Your task is to output the data exactly as it stands.

[Start of Records provided]

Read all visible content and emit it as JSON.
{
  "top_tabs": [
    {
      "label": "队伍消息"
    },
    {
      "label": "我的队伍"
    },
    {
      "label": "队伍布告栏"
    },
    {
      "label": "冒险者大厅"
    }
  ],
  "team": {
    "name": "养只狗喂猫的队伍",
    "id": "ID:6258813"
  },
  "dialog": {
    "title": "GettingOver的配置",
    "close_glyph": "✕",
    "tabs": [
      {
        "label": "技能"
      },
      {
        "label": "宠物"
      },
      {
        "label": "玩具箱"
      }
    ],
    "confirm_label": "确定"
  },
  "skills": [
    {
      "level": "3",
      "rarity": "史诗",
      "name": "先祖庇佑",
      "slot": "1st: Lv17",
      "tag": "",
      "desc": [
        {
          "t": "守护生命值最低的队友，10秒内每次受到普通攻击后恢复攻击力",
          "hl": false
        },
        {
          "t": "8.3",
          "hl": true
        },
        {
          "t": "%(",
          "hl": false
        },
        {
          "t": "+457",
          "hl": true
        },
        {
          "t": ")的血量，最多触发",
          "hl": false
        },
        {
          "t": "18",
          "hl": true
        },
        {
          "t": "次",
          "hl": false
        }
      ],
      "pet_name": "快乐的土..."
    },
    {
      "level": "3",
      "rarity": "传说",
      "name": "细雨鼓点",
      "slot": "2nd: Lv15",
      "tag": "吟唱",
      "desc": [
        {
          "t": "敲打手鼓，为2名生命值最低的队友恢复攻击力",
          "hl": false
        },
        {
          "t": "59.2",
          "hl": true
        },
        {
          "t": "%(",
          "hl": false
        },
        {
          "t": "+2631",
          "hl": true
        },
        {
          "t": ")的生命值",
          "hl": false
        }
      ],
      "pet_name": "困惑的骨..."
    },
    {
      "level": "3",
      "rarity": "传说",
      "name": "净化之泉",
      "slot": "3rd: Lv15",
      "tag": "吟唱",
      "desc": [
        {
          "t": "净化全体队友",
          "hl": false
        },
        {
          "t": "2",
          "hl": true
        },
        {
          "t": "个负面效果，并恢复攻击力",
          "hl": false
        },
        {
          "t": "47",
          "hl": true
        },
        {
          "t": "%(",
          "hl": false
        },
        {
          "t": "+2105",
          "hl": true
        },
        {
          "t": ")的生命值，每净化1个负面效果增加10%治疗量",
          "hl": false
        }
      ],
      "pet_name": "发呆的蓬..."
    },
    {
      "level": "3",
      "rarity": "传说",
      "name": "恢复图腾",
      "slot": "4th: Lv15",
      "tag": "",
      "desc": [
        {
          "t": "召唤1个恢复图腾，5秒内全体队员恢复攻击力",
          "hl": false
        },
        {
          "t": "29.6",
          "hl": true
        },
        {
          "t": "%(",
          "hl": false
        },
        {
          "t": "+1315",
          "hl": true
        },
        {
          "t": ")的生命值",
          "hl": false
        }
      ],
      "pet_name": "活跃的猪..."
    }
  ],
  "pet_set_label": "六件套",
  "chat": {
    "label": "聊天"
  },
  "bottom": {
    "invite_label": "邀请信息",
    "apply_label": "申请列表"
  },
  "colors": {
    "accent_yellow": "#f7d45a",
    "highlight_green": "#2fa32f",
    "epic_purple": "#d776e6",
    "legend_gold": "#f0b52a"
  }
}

[End of Records provided]

§ Solution:
Read all visible content and emit it as JSON.
{
  "top_tabs": [
    {
      "label": "队伍消息"
    },
    {
      "label": "我的队伍"
    },
    {
      "label": "队伍布告栏"
    },
    {
      "label": "冒险者大厅"
    }
  ],
  "team": {
    "name": "养只狗喂猫的队伍",
    "id": "ID:6258813"
  },
  "dialog": {
    "title": "GettingOver的配置",
    "close_glyph": "✕",
    "tabs": [
      {
        "label": "技能"
      },
      {
        "label": "宠物"
      },
      {
        "label": "玩具箱"
      }
    ],
    "confirm_label": "确定"
  },
  "skills": [
    {
      "level": "3",
      "rarity": "史诗",
      "name": "先祖庇佑",
      "slot": "1st: Lv17",
      "tag": "",
      "desc": [
        {
          "t": "守护生命值最低的队友，10秒内每次受到普通攻击后恢复攻击力",
          "hl": false
        },
        {
          "t": "8.3",
          "hl": true
        },
        {
          "t": "%(",
          "hl": false
        },
        {
          "t": "+457",
          "hl": true
        },
        {
          "t": ")的血量，最多触发",
          "hl": false
        },
        {
          "t": "18",
          "hl": true
        },
        {
          "t": "次",
          "hl": false
        }
      ],
      "pet_name": "快乐的土..."
    },
    {
      "level": "3",
      "rarity": "传说",
      "name": "细雨鼓点",
      "slot": "2nd: Lv15",
      "tag": "吟唱",
      "desc": [
        {
          "t": "敲打手鼓，为2名生命值最低的队友恢复攻击力",
          "hl": false
        },
        {
          "t": "59.2",
          "hl": true
        },
        {
          "t": "%(",
          "hl": false
        },
        {
          "t": "+2631",
          "hl": true
        },
        {
          "t": ")的生命值",
          "hl": false
        }
      ],
      "pet_name": "困惑的骨..."
    },
    {
      "level": "3",
      "rarity": "传说",
      "name": "净化之泉",
      "slot": "3rd: Lv15",
      "tag": "吟唱",
      "desc": [
        {
          "t": "净化全体队友",
          "hl": false
        },
        {
          "t": "2",
          "hl": true
        },
        {
          "t": "个负面效果，并恢复攻击力",
          "hl": false
        },
        {
          "t": "47",
          "hl": true
        },
        {
          "t": "%(",
          "hl": false
        },
        {
          "t": "+2105",
          "hl": true
        },
        {
          "t": ")的生命值，每净化1个负面效果增加10%治疗量",
          "hl": false
        }
      ],
      "pet_name": "发呆的蓬..."
    },
    {
      "level": "3",
      "rarity": "传说",
      "name": "恢复图腾",
      "slot": "4th: Lv15",
      "tag": "",
      "desc": [
        {
          "t": "召唤1个恢复图腾，5秒内全体队员恢复攻击力",
          "hl": false
        },
        {
          "t": "29.6",
          "hl": true
        },
        {
          "t": "%(",
          "hl": false
        },
        {
          "t": "+1315",
          "hl": true
        },
        {
          "t": ")的生命值",
          "hl": false
        }
      ],
      "pet_name": "活跃的猪..."
    }
  ],
  "pet_set_label": "六件套",
  "chat": {
    "label": "聊天"
  },
  "bottom": {
    "invite_label": "邀请信息",
    "apply_label": "申请列表"
  },
  "colors": {
    "accent_yellow": "#f7d45a",
    "highlight_green": "#2fa32f",
    "epic_purple": "#d776e6",
    "legend_gold": "#f0b52a"
  }
}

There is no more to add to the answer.